Task brief:
In the listing below, find every line with the string "avec" and pull it out.

(Extracted data entries)
####################

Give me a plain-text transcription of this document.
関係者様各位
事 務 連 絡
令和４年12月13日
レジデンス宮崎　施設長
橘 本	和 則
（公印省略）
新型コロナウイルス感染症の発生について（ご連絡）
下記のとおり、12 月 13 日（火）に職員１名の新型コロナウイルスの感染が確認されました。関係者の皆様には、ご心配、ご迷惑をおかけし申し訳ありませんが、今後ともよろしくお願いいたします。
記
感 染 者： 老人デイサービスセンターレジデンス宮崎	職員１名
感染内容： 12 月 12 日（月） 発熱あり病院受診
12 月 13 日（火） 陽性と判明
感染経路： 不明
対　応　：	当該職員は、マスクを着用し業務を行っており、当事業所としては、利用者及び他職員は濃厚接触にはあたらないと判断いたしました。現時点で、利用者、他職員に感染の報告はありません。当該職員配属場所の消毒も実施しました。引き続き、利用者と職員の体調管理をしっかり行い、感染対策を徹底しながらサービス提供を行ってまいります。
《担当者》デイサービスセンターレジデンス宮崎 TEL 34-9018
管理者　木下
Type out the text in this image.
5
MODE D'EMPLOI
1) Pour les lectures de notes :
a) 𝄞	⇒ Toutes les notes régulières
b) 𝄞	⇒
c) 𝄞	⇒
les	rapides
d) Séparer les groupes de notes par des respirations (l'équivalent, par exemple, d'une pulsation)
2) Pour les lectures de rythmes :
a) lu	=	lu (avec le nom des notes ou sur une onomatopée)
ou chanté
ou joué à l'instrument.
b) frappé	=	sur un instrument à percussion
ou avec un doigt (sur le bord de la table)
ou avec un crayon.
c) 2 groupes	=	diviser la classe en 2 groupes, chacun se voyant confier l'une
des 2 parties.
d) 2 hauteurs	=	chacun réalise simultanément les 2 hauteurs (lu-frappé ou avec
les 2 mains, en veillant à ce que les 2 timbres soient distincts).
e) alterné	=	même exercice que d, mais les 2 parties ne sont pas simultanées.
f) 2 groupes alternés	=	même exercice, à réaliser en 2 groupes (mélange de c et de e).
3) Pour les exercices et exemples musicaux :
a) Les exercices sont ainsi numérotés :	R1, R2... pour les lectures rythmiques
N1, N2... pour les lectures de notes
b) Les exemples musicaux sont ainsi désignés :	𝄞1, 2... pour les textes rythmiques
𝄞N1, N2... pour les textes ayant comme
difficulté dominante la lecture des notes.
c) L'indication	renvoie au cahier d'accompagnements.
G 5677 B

####################

Output below:
a) lu	=	lu (avec le nom des notes ou sur une onomatopée)
ou avec un doigt (sur le bord de la table)
ou avec un crayon.
d) 2 hauteurs	=	chacun réalise simultanément les 2 hauteurs (lu-frappé ou avec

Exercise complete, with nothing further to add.